[start of Records shown]

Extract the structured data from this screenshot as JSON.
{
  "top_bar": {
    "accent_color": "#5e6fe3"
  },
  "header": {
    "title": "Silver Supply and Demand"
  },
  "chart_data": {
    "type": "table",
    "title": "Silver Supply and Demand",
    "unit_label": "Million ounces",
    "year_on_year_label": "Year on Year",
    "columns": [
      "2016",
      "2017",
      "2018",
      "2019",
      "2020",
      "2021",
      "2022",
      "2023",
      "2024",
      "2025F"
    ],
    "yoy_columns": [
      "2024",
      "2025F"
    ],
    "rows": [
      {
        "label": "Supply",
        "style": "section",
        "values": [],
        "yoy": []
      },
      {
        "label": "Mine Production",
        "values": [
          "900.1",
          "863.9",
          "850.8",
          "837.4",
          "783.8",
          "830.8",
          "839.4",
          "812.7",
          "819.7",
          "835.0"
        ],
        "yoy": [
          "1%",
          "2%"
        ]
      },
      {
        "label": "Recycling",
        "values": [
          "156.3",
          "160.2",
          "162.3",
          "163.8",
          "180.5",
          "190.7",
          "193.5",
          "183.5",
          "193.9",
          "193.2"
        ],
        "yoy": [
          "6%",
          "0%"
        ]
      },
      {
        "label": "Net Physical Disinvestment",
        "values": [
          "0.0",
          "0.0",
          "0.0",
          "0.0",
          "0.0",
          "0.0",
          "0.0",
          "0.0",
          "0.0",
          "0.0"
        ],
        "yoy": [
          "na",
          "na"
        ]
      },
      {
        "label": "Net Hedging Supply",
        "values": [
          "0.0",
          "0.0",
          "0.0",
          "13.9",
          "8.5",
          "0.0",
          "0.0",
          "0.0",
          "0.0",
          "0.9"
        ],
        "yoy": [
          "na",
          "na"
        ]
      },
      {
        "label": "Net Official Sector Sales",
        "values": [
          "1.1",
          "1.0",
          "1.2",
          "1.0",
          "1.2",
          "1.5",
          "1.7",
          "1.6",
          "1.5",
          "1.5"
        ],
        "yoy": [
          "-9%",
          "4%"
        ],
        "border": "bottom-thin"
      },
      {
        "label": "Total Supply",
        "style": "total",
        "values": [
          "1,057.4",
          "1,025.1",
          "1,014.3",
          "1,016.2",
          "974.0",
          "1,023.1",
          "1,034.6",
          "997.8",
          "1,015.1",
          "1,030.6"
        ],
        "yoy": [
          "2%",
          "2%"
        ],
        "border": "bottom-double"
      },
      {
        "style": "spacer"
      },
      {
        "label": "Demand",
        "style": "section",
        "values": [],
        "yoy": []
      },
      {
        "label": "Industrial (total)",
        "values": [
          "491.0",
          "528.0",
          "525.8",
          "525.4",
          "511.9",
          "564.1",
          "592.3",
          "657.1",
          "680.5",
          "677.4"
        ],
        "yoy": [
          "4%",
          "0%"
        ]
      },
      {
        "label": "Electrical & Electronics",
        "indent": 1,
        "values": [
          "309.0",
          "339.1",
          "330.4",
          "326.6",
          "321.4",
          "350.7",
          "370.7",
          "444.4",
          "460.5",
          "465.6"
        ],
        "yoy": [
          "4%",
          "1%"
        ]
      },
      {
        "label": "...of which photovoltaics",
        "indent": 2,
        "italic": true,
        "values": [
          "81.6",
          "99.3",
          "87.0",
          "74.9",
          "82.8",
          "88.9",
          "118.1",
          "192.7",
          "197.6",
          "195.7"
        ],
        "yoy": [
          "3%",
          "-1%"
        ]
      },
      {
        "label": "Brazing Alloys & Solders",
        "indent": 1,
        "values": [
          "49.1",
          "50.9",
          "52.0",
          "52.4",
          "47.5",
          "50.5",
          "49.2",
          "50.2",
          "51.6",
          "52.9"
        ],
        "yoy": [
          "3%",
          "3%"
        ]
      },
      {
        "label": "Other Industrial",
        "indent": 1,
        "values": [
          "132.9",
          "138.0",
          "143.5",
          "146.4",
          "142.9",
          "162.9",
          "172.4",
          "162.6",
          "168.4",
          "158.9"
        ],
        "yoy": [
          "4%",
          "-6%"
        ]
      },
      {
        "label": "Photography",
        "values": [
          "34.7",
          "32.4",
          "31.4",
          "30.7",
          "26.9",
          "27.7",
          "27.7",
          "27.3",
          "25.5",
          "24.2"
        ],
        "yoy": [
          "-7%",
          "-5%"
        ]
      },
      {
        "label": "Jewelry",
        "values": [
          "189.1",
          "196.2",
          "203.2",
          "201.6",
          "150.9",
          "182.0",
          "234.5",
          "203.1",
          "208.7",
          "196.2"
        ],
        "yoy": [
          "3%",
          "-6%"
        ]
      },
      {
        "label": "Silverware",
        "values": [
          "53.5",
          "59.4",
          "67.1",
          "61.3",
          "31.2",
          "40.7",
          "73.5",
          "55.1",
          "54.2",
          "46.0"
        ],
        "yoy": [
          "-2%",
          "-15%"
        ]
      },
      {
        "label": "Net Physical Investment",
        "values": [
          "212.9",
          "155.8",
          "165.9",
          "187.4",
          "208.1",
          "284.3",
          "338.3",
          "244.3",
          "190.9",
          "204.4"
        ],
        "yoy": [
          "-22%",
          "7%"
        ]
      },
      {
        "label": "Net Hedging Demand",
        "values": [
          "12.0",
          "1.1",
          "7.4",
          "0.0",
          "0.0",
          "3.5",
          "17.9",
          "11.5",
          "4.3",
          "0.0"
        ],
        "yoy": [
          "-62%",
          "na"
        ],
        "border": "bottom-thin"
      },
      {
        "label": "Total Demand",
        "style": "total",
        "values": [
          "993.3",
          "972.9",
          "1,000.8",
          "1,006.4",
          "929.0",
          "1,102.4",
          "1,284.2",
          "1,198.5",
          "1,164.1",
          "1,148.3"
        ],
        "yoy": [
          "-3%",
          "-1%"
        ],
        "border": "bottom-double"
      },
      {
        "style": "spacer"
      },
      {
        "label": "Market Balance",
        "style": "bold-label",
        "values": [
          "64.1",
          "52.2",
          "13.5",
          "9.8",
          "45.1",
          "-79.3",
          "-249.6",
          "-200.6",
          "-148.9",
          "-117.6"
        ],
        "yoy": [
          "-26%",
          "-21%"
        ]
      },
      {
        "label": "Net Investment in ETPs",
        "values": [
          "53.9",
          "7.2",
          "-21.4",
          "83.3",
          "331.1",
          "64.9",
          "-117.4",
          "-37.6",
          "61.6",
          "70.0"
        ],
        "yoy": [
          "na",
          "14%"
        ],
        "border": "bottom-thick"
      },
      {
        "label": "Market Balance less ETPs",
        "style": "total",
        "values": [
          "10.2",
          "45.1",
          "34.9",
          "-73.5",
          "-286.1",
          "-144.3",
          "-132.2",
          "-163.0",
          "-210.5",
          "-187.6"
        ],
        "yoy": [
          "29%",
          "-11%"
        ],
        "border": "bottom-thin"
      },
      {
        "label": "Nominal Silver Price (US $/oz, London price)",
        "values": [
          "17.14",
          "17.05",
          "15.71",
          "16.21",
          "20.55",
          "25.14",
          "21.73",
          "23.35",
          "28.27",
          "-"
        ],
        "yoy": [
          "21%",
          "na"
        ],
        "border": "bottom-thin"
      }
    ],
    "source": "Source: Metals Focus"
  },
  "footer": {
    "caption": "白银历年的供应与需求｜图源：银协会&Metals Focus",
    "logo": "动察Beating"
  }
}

[end of Records shown]

Copy all lines from the data that hold the word "Market".

◆ **Full response**:
        "label": "Market Balance",
        "label": "Market Balance less ETPs",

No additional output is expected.